Pull out each line in the entries below that contains the string "blank" and copy it as it appears.

- [Visual layout entries]
____________
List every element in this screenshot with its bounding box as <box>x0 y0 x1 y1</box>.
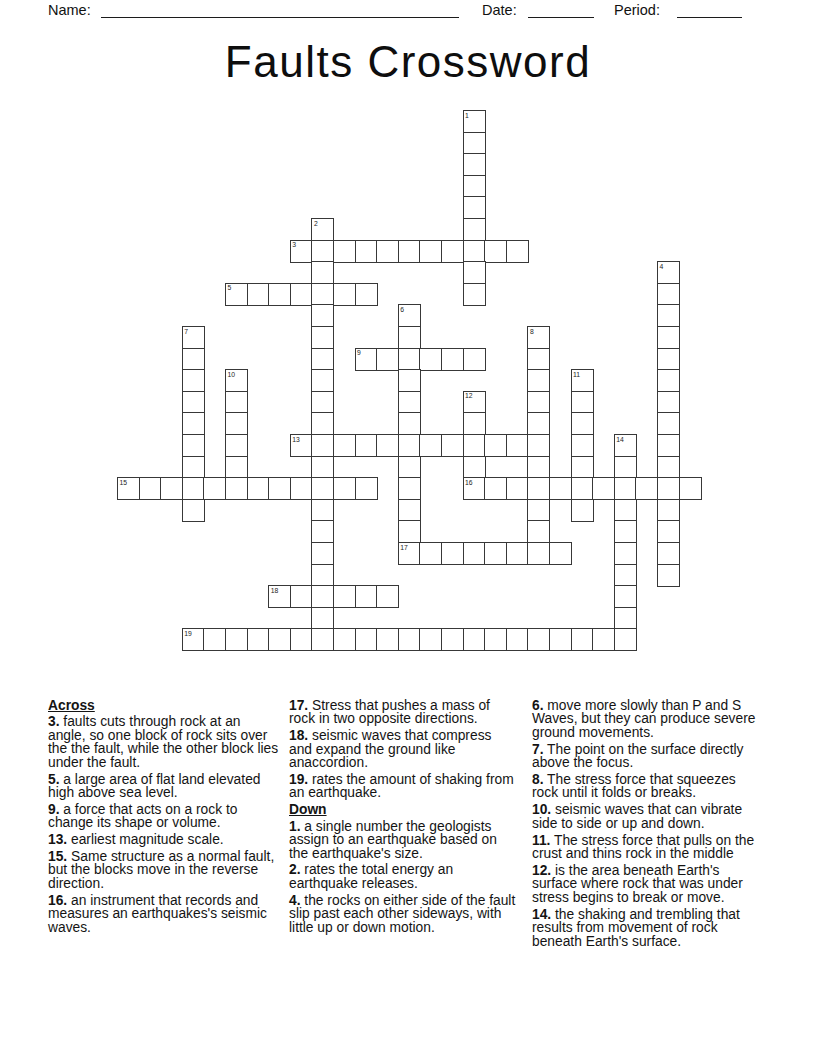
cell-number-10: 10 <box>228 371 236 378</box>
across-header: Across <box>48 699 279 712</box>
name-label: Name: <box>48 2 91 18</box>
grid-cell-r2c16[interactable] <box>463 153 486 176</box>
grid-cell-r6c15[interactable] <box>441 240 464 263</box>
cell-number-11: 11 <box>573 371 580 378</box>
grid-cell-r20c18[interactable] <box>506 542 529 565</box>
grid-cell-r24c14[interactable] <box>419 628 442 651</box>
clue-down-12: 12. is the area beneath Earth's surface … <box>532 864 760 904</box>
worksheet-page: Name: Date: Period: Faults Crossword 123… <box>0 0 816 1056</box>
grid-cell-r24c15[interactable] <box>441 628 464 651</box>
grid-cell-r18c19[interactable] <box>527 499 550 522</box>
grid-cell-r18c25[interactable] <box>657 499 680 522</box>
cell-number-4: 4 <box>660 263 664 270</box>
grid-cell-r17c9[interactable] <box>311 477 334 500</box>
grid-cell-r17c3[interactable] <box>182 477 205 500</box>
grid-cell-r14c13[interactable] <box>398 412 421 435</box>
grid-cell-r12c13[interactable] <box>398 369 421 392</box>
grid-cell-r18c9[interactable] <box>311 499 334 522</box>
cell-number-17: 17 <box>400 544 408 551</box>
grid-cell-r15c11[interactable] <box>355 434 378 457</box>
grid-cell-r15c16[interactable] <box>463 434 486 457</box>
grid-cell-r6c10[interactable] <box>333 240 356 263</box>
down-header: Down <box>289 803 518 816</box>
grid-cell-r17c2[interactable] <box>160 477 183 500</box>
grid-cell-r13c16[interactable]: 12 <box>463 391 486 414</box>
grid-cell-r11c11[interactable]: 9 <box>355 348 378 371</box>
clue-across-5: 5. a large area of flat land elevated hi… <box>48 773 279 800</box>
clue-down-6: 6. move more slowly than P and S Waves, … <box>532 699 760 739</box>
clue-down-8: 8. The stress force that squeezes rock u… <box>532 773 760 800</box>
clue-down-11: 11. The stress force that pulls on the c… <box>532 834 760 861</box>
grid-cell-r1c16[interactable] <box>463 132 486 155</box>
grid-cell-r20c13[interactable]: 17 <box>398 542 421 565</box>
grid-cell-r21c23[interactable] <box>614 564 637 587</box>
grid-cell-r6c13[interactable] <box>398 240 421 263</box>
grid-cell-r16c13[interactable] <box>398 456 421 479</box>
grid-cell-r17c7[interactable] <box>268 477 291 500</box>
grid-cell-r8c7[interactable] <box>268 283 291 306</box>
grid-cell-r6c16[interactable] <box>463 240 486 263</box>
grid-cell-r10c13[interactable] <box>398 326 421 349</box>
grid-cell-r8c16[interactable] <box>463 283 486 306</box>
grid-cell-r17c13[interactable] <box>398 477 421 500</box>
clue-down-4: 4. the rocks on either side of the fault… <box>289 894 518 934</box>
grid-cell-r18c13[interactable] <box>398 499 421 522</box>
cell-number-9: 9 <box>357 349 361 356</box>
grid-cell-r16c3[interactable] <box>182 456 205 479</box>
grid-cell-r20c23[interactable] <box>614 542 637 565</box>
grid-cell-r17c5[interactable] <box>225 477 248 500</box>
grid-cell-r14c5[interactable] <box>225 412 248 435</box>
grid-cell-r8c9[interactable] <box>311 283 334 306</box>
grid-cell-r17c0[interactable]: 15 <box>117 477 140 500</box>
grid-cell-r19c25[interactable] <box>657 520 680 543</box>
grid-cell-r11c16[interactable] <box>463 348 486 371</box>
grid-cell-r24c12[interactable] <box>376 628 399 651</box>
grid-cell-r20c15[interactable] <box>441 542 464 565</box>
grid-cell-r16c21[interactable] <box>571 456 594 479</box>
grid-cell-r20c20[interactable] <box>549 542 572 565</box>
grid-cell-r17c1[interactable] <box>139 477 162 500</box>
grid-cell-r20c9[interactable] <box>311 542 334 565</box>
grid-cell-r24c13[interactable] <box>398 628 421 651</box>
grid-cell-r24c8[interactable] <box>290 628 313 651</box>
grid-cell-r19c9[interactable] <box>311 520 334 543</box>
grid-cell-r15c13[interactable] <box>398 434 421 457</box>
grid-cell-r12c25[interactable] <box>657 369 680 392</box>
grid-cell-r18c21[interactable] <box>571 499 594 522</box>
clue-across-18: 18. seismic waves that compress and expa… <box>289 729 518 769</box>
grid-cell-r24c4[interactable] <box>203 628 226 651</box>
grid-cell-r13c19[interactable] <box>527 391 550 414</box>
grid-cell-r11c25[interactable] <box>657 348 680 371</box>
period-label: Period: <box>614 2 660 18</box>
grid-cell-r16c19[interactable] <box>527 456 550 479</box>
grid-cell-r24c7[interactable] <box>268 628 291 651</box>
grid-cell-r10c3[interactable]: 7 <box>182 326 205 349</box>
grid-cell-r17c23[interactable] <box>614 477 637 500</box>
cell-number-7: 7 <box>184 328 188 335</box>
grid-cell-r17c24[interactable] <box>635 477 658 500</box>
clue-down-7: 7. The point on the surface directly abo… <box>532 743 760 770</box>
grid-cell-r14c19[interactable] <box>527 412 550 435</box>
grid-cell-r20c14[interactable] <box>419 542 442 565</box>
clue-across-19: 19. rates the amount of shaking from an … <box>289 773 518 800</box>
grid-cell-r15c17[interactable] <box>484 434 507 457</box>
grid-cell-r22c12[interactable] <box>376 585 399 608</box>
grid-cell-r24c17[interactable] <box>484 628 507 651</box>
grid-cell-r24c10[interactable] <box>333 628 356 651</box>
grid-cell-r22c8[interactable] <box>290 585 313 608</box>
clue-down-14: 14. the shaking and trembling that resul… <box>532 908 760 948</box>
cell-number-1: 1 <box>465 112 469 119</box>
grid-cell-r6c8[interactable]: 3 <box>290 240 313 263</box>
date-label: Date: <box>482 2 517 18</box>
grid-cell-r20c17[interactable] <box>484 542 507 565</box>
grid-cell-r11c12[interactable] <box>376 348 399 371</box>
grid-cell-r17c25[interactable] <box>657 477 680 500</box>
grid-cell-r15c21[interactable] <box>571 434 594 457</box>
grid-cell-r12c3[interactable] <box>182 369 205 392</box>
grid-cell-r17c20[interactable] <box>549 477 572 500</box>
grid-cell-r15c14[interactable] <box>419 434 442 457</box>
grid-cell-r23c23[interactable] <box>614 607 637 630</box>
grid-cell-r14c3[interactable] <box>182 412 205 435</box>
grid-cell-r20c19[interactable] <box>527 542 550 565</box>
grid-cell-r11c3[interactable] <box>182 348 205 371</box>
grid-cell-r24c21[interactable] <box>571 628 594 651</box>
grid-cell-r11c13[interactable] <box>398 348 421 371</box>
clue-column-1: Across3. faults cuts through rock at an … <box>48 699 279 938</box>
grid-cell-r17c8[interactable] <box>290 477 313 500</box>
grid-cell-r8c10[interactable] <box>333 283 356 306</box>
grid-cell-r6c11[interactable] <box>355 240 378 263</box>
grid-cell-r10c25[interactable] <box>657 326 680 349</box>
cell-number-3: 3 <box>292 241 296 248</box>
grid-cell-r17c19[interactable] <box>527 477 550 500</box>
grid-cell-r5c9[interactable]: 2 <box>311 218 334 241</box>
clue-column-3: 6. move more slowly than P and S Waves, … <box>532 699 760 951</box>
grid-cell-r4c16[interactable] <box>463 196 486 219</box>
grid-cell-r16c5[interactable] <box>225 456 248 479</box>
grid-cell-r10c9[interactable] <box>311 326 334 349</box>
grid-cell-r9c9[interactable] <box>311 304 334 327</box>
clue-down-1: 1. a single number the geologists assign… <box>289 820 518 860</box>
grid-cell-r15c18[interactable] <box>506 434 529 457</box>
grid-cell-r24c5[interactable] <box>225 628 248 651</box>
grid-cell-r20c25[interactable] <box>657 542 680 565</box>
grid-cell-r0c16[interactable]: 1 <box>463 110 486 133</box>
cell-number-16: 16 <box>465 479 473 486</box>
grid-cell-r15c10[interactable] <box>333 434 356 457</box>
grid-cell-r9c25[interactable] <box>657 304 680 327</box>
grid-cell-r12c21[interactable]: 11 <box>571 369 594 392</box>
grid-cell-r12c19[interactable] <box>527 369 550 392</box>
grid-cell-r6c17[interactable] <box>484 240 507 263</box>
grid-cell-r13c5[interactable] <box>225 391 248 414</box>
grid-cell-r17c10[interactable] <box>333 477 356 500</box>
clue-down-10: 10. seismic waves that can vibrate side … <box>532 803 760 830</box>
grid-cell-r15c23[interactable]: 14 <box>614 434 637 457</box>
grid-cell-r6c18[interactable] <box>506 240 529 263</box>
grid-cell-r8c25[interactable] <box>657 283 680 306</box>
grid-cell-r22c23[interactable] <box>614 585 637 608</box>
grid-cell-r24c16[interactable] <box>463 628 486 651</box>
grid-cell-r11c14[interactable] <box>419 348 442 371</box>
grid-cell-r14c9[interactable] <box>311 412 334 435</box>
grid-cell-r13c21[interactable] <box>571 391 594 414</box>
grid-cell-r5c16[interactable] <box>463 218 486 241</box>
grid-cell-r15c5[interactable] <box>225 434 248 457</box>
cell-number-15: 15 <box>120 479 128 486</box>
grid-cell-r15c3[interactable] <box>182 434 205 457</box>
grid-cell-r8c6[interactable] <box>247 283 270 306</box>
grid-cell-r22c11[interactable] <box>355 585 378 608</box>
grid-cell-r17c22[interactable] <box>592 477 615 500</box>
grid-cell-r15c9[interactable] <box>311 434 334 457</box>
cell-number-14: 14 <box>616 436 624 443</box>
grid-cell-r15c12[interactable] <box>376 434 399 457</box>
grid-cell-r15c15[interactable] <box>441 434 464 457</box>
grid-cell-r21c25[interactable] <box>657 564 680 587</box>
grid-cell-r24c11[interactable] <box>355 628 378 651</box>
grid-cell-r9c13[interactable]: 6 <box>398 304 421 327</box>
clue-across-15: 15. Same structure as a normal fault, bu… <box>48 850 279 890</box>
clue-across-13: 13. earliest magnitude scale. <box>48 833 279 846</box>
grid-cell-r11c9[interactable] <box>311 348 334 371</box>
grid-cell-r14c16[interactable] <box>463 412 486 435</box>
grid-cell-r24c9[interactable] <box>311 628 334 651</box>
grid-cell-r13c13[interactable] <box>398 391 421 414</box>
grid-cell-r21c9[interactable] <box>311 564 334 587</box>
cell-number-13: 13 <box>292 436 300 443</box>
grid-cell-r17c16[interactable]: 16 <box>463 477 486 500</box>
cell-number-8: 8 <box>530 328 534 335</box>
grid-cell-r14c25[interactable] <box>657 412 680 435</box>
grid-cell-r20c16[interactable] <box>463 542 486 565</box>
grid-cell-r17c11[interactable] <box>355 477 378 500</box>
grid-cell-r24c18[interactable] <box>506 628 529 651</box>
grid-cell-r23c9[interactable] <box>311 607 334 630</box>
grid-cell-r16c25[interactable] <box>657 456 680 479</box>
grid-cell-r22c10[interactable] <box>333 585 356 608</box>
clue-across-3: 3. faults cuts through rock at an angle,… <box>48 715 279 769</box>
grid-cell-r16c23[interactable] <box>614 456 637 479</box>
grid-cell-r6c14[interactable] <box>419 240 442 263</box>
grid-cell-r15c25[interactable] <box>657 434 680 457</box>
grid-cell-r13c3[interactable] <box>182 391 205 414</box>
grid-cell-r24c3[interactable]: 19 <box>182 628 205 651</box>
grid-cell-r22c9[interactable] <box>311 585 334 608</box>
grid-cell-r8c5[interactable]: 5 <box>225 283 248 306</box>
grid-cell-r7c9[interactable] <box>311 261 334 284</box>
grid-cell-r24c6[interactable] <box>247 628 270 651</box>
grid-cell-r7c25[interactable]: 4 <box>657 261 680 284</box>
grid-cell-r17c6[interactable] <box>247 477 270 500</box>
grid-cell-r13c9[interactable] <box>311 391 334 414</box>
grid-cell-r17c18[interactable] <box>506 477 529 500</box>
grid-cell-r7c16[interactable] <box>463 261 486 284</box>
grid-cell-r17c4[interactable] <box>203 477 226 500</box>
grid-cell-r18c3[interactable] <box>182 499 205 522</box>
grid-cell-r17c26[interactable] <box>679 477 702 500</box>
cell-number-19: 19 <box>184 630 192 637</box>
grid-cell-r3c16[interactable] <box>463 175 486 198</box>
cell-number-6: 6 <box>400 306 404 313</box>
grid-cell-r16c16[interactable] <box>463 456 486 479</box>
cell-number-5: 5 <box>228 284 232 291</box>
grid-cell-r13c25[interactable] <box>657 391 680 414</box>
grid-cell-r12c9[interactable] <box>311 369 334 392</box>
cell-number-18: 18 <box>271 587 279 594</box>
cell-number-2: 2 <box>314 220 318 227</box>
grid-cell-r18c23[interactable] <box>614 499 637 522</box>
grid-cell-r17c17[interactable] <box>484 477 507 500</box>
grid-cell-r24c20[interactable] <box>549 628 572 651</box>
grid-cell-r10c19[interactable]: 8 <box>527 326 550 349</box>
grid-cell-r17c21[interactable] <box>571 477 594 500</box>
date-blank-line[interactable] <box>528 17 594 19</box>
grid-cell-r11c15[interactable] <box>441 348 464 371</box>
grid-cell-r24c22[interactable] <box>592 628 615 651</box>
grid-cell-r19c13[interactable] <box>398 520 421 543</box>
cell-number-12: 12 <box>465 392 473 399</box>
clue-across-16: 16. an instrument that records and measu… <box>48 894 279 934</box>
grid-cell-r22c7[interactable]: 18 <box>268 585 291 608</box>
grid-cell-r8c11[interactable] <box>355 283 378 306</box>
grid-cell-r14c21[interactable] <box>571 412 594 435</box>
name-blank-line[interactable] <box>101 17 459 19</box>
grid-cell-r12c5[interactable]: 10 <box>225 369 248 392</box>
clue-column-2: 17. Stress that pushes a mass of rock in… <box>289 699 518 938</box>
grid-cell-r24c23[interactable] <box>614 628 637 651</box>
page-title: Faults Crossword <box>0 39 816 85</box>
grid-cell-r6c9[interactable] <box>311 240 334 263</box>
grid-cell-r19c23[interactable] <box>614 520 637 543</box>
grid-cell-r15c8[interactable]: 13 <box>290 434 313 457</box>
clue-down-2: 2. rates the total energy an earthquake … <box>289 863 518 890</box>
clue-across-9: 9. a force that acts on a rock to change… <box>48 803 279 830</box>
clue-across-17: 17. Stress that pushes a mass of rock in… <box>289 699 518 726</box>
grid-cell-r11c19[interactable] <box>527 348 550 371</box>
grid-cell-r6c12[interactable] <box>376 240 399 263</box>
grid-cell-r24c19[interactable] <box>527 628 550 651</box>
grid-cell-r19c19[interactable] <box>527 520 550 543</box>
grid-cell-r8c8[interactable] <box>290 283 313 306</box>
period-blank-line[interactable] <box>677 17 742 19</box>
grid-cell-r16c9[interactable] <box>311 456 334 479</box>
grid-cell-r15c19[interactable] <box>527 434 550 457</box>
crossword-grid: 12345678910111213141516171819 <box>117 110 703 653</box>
____________
- [ANSWER]
date-blank-line[interactable] <box>528 17 594 19</box>
name-blank-line[interactable] <box>101 17 459 19</box>
period-blank-line[interactable] <box>677 17 742 19</box>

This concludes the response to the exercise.